Output nothing but the number of lines that include the word "true".

--- Start ---

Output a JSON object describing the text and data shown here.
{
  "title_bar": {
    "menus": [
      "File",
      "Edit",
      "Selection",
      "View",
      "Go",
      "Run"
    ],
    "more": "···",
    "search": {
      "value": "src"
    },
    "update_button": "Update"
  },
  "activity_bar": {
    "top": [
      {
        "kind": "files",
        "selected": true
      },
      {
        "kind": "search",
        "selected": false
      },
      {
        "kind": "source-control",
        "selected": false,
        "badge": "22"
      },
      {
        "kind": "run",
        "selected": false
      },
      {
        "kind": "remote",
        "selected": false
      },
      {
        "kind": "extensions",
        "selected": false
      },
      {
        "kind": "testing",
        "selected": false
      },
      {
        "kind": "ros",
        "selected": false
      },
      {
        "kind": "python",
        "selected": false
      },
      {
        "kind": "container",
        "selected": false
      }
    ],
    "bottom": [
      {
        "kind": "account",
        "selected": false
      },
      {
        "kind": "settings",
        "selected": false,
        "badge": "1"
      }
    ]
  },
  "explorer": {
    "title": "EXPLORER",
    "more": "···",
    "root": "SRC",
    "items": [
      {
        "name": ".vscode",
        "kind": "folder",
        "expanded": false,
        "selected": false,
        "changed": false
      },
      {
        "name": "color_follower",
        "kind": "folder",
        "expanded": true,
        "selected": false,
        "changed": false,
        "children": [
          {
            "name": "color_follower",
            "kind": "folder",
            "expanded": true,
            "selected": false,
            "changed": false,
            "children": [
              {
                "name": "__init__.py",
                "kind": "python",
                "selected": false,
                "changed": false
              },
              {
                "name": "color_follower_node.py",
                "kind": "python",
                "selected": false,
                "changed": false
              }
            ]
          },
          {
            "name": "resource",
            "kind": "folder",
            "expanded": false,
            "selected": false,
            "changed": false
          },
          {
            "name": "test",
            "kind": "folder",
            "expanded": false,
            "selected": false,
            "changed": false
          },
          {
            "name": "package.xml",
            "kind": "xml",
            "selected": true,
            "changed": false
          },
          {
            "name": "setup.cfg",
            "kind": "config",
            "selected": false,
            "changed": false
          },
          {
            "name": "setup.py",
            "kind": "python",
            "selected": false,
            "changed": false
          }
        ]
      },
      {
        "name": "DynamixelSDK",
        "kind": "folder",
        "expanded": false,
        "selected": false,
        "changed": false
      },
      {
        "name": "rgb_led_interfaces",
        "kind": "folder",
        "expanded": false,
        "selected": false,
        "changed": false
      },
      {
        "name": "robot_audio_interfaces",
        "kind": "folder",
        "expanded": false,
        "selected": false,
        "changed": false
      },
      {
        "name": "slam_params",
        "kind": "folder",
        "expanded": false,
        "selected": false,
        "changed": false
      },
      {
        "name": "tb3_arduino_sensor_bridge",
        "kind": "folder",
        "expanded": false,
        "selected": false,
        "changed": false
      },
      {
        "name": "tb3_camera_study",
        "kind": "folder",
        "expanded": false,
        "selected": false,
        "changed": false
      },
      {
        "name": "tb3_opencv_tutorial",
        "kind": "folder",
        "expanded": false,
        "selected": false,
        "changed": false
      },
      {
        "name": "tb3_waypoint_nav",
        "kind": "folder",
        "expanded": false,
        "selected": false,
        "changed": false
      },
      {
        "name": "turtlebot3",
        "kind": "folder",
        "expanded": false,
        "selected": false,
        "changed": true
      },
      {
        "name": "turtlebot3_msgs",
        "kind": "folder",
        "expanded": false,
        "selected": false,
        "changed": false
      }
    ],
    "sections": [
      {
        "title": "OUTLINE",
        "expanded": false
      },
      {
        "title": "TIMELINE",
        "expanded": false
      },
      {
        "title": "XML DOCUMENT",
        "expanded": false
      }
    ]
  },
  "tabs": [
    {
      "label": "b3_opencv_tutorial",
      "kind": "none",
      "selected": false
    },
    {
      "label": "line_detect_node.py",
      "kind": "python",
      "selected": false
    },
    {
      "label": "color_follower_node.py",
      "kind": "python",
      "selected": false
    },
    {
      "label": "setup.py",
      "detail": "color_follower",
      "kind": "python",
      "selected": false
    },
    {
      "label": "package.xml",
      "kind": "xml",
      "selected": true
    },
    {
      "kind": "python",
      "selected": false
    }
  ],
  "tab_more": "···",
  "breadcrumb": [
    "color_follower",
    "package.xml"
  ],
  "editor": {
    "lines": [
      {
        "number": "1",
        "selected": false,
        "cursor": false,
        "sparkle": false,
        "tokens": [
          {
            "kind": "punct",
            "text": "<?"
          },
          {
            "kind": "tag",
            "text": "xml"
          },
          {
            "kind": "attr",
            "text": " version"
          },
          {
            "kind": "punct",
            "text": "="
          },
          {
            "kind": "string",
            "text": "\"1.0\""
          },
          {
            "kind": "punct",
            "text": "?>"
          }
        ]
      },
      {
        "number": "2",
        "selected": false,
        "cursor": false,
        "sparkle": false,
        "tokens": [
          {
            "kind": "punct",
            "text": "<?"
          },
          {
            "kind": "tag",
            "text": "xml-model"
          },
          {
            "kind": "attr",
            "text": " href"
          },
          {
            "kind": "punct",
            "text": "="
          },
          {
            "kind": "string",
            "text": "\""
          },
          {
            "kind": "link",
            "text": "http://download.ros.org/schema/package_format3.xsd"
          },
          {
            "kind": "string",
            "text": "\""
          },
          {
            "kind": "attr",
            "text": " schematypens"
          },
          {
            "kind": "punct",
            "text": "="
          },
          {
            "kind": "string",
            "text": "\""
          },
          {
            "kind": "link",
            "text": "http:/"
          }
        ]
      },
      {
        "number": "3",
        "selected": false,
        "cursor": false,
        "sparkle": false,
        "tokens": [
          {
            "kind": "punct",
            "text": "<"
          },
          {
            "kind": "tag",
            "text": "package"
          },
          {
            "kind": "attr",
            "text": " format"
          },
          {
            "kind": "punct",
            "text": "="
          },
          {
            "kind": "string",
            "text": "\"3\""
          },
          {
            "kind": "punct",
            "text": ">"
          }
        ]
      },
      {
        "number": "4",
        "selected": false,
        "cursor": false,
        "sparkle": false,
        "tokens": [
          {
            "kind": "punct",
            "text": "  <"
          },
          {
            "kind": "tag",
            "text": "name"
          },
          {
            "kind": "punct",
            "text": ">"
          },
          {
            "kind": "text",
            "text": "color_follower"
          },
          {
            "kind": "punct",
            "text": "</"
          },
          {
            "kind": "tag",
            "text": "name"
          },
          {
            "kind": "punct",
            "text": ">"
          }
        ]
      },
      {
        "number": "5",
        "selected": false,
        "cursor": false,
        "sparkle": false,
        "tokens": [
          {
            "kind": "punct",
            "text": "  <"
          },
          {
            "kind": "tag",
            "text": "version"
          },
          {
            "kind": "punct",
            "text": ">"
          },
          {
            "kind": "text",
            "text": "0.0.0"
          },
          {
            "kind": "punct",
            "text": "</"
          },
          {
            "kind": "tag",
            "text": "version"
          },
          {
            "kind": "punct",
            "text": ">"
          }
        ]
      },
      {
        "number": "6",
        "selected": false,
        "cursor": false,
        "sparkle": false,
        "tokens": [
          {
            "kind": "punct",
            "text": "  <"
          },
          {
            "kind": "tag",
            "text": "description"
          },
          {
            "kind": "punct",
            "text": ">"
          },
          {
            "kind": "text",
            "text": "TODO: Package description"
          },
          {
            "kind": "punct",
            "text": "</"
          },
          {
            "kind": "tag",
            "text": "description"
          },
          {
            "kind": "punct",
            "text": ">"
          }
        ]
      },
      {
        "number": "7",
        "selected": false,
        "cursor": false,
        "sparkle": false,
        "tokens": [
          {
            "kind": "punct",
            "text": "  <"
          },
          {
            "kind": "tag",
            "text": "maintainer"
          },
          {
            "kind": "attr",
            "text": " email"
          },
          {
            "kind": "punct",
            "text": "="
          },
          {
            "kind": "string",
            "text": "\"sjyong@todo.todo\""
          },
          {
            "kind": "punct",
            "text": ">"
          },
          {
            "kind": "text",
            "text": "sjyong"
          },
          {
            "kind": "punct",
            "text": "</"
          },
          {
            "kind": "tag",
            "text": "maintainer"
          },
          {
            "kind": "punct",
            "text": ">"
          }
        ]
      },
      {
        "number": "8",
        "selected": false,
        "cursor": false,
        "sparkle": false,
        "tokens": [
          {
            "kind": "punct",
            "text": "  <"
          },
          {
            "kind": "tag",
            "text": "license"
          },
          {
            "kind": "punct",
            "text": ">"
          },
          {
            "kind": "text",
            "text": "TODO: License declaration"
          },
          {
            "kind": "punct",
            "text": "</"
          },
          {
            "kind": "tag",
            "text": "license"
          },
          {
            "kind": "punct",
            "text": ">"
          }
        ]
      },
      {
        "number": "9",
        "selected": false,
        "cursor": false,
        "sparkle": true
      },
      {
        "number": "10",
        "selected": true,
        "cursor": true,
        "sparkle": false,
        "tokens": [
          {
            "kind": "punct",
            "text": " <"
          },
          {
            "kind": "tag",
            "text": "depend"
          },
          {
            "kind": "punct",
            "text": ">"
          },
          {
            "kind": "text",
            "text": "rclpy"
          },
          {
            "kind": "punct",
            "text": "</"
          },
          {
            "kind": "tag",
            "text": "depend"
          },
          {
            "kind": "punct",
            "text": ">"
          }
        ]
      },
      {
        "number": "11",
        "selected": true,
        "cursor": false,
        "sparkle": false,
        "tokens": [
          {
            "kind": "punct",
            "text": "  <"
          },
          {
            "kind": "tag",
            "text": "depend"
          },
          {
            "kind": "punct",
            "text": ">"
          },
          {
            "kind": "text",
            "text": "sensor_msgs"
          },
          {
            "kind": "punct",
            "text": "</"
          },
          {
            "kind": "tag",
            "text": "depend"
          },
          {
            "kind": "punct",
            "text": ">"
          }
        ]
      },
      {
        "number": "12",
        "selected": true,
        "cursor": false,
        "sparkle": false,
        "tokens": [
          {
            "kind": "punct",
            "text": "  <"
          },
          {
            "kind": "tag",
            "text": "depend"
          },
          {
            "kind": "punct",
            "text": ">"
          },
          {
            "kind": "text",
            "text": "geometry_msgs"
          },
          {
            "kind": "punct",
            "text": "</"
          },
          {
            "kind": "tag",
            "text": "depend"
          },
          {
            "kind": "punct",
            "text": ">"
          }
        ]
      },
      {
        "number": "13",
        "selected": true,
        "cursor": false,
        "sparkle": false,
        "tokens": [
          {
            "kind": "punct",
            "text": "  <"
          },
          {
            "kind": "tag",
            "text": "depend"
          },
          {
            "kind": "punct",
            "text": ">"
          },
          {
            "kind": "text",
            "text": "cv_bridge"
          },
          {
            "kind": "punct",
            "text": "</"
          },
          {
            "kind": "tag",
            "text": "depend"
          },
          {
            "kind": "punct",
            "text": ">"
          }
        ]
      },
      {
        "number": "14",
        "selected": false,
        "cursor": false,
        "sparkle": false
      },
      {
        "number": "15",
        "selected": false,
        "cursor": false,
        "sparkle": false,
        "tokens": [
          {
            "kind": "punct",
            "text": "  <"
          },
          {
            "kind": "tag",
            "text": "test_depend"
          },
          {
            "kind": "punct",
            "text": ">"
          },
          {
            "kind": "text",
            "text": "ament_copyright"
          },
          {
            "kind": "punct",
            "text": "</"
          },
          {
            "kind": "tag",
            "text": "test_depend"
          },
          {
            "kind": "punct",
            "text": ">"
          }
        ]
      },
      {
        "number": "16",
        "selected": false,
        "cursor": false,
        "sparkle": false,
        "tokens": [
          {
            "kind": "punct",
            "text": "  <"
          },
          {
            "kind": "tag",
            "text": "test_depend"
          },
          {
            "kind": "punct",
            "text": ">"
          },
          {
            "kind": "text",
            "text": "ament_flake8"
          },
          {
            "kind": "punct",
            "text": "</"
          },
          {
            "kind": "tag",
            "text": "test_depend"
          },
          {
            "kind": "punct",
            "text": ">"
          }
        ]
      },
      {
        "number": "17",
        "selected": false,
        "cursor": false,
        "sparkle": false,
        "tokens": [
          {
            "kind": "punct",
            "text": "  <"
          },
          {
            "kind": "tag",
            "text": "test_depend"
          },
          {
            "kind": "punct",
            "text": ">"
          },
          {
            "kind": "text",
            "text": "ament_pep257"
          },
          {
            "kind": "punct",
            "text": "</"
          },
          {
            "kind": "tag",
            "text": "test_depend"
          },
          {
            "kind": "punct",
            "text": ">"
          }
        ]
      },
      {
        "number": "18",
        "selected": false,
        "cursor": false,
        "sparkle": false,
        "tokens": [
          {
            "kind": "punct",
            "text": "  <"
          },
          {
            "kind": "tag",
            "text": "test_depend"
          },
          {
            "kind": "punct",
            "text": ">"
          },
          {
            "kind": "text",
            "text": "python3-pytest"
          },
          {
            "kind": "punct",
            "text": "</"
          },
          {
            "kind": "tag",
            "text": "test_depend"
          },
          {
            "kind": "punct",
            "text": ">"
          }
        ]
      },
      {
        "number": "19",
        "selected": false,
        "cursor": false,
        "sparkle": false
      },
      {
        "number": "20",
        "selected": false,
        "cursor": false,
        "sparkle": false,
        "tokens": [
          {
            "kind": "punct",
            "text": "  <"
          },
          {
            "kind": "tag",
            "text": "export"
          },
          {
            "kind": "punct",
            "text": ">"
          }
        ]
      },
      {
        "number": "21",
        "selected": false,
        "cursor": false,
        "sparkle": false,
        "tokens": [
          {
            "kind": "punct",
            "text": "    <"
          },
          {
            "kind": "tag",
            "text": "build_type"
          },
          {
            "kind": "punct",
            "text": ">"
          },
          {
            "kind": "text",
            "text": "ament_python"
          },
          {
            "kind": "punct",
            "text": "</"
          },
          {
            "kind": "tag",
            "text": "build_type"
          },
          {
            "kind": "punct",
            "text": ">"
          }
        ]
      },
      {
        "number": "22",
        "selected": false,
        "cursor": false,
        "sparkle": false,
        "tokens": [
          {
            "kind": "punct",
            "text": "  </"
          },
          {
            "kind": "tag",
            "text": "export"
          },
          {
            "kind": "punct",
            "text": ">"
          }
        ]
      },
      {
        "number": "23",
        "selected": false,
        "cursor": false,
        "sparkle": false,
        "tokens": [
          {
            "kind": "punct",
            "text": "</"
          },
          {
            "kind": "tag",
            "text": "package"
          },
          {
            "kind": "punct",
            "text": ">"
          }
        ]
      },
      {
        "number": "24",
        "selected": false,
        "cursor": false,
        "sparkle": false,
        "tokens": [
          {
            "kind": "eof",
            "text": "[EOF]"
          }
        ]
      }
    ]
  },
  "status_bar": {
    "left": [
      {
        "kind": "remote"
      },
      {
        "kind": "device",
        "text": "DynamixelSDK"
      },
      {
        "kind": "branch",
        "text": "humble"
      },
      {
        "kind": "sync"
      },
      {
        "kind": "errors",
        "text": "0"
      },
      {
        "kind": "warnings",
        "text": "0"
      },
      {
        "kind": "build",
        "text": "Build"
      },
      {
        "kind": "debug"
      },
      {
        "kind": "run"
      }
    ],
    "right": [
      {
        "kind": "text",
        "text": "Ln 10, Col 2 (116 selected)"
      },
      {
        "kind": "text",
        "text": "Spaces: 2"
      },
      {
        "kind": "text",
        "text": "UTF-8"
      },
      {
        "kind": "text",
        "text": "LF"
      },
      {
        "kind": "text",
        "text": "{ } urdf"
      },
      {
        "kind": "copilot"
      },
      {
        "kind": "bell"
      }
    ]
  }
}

--- End ---

Right answer = 12